**WHAT IS EXPECTED:** State the number of lines where "ylabel" appears. Add nothing else.
[start]
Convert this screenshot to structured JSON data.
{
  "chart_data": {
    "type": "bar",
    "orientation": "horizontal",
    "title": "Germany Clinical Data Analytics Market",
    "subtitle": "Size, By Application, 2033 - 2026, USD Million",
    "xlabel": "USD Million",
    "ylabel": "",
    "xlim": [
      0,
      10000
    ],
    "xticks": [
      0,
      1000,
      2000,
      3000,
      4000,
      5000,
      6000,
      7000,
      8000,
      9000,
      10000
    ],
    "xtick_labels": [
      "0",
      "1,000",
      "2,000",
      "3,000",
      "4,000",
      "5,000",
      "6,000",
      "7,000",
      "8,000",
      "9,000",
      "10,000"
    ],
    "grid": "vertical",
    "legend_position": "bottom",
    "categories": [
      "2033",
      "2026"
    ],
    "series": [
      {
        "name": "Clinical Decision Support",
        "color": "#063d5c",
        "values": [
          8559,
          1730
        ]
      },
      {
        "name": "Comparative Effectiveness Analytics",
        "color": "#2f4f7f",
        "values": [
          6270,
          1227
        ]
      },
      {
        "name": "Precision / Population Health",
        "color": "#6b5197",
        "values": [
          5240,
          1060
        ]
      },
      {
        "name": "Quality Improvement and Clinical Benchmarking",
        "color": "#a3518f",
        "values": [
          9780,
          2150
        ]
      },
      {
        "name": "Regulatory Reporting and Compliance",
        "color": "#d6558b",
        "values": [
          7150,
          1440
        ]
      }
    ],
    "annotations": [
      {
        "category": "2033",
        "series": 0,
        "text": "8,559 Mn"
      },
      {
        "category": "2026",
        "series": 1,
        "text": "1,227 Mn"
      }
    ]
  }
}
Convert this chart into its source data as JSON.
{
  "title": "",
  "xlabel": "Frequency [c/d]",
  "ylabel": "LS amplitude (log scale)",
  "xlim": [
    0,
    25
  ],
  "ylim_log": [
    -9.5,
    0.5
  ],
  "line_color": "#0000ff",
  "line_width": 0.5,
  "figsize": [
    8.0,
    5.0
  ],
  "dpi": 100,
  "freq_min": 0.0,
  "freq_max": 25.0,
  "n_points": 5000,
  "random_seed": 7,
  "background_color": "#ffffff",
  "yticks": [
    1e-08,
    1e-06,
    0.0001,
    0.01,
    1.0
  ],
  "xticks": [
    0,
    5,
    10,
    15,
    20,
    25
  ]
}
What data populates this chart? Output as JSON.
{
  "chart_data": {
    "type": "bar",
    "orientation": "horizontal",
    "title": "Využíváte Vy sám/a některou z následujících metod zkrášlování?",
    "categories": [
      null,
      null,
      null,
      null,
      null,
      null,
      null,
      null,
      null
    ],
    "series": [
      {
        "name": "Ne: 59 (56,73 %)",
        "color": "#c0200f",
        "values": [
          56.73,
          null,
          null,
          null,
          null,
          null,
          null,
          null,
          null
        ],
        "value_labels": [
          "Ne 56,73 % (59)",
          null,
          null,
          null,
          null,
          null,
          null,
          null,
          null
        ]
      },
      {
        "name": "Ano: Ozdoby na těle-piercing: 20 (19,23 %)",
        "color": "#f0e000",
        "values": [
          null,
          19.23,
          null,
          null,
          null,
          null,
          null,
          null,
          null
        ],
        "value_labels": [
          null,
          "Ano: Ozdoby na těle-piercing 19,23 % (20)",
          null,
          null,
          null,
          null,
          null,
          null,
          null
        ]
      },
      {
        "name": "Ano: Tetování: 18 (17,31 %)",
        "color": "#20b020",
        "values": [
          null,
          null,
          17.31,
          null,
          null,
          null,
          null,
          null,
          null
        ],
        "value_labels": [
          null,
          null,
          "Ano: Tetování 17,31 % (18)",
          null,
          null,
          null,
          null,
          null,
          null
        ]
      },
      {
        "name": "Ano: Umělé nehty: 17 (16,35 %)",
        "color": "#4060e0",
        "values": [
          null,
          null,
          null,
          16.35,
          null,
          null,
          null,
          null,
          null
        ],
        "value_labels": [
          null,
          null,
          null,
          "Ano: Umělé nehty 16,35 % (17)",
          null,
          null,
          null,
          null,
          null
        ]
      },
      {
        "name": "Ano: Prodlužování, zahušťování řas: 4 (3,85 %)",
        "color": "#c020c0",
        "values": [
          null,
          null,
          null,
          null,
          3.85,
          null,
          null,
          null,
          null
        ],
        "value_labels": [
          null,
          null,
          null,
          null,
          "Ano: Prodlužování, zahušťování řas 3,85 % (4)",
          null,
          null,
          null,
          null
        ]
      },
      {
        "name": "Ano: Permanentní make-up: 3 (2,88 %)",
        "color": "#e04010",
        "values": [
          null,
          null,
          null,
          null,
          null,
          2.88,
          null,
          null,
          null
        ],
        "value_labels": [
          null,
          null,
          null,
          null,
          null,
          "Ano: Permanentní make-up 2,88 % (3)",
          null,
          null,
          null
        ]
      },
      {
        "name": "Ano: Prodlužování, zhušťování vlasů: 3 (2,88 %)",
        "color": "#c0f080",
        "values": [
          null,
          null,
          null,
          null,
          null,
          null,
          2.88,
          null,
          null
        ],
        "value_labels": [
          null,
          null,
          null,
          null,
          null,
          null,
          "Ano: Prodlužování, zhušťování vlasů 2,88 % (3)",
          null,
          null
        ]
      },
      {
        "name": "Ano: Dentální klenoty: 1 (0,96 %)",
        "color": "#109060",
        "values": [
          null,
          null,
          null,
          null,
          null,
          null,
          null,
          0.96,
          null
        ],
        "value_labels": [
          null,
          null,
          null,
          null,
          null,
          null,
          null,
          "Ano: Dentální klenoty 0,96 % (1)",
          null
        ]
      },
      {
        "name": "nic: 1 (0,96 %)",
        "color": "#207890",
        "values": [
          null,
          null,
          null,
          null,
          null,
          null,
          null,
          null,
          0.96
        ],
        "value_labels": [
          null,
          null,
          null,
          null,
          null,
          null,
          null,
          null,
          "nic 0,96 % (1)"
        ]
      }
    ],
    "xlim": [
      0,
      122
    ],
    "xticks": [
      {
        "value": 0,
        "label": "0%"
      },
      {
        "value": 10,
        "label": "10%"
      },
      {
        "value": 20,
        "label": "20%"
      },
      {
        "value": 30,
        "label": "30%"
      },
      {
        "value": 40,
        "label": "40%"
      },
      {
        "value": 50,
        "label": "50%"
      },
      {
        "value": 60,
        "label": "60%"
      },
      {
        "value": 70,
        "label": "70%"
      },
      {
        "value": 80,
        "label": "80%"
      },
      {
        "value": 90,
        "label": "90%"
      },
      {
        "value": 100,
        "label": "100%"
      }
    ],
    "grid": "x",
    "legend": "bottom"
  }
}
[end]
**WRITTEN ANSWER:** 2